*Problem to work on*. Examine each line of the data. Copy those that contain the string "going".

- - -

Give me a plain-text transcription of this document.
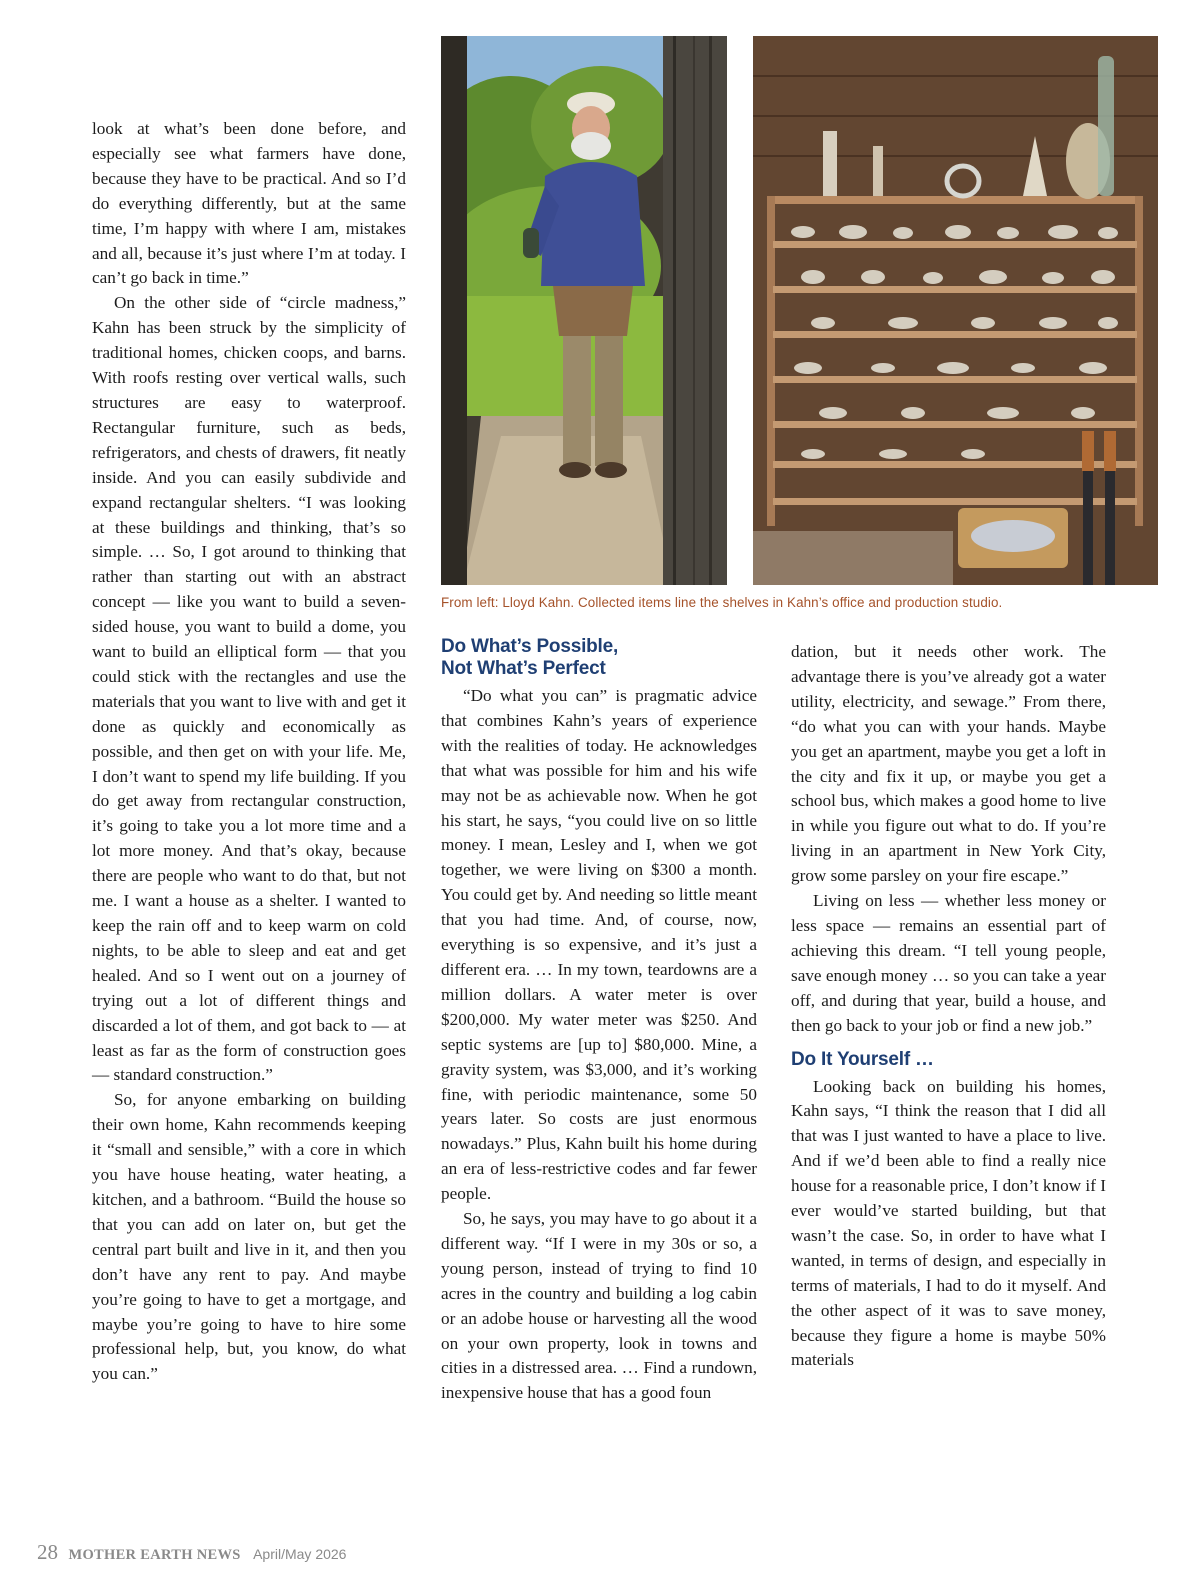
look at what’s been done before, and especially see what farmers have done, because they have to be practical. And so I’d do everything differently, but at the same time, I’m happy with where I am, mistakes and all, because it’s just where I’m at today. I can’t go back in time.”

On the other side of “circle madness,” Kahn has been struck by the simplicity of traditional homes, chicken coops, and barns. With roofs resting over vertical walls, such structures are easy to waterproof. Rectangular furniture, such as beds, refrigerators, and chests of drawers, fit neatly inside. And you can easily subdivide and expand rectangular shelters. “I was looking at these buildings and thinking, that’s so simple. … So, I got around to thinking that rather than starting out with an abstract concept — like you want to build a seven-sided house, you want to build a dome, you want to build an elliptical form — that you could stick with the rectangles and use the materials that you want to live with and get it done as quickly and economically as possible, and then get on with your life. Me, I don’t want to spend my life building. If you do get away from rectangular construction, it’s going to take you a lot more time and a lot more money. And that’s okay, because there are people who want to do that, but not me. I want a house as a shelter. I wanted to keep the rain off and to keep warm on cold nights, to be able to sleep and eat and get healed. And so I went out on a journey of trying out a lot of different things and discarded a lot of them, and got back to — at least as far as the form of construction goes — standard construction.”

So, for anyone embarking on building their own home, Kahn recommends keeping it “small and sensible,” with a core in which you have house heating, water heating, a kitchen, and a bathroom. “Build the house so that you can add on later on, but get the central part built and live in it, and then you don’t have any rent to pay. And maybe you’re going to have to get a mortgage, and maybe you’re going to have to hire some professional help, but, you know, do what you can.”

From left: Lloyd Kahn. Collected items line the shelves in Kahn’s office and production studio.
Do What’s Possible,
Not What’s Perfect

“Do what you can” is pragmatic advice that combines Kahn’s years of experience with the realities of today. He acknowledges that what was possible for him and his wife may not be as achievable now. When he got his start, he says, “you could live on so little money. I mean, Lesley and I, when we got together, we were living on $300 a month. You could get by. And needing so little meant that you had time. And, of course, now, everything is so expensive, and it’s just a different era. … In my town, teardowns are a million dollars. A water meter is over $200,000. My water meter was $250. And septic systems are [up to] $80,000. Mine, a gravity system, was $3,000, and it’s working fine, with periodic maintenance, some 50 years later. So costs are just enormous nowadays.” Plus, Kahn built his home during an era of less-restrictive codes and far fewer people.

So, he says, you may have to go about it a different way. “If I were in my 30s or so, a young person, instead of trying to find 10 acres in the country and building a log cabin or an adobe house or harvesting all the wood on your own property, look in towns and cities in a distressed area. … Find a rundown, inexpensive house that has a good foun

dation, but it needs other work. The advantage there is you’ve already got a water utility, electricity, and sewage.” From there, “do what you can with your hands. Maybe you get an apartment, maybe you get a loft in the city and fix it up, or maybe you get a school bus, which makes a good home to live in while you figure out what to do. If you’re living in an apartment in New York City, grow some parsley on your fire escape.”

Living on less — whether less money or less space — remains an essential part of achieving this dream. “I tell young people, save enough money … so you can take a year off, and during that year, build a house, and then go back to your job or find a new job.”

Do It Yourself …

Looking back on building his homes, Kahn says, “I think the reason that I did all that was I just wanted to have a place to live. And if we’d been able to find a really nice house for a reasonable price, I don’t know if I ever would’ve started building, but that wasn’t the case. So, in order to have what I wanted, in terms of design, and especially in terms of materials, I had to do it myself. And the other aspect of it was to save money, because they figure a home is maybe 50% materials

28 MOTHER EARTH NEWS April/May 2026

- - -

*Answer to the task*.
On the other side of “circle madness,” Kahn has been struck by the simplicity of traditional homes, chicken coops, and barns. With roofs resting over vertical walls, such structures are easy to waterproof. Rectangular furniture, such as beds, refrigerators, and chests of drawers, fit neatly inside. And you can easily subdivide and expand rectangular shelters. “I was looking at these buildings and thinking, that’s so simple. … So, I got around to thinking that rather than starting out with an abstract concept — like you want to build a seven-sided house, you want to build a dome, you want to build an elliptical form — that you could stick with the rectangles and use the materials that you want to live with and get it done as quickly and economically as possible, and then get on with your life. Me, I don’t want to spend my life building. If you do get away from rectangular construction, it’s going to take you a lot more time and a lot more money. And that’s okay, because there are people who want to do that, but not me. I want a house as a shelter. I wanted to keep the rain off and to keep warm on cold nights, to be able to sleep and eat and get healed. And so I went out on a journey of trying out a lot of different things and discarded a lot of them, and got back to — at least as far as the form of construction goes — standard construction.”
So, for anyone embarking on building their own home, Kahn recommends keeping it “small and sensible,” with a core in which you have house heating, water heating, a kitchen, and a bathroom. “Build the house so that you can add on later on, but get the central part built and live in it, and then you don’t have any rent to pay. And maybe you’re going to have to get a mortgage, and maybe you’re going to have to hire some professional help, but, you know, do what you can.”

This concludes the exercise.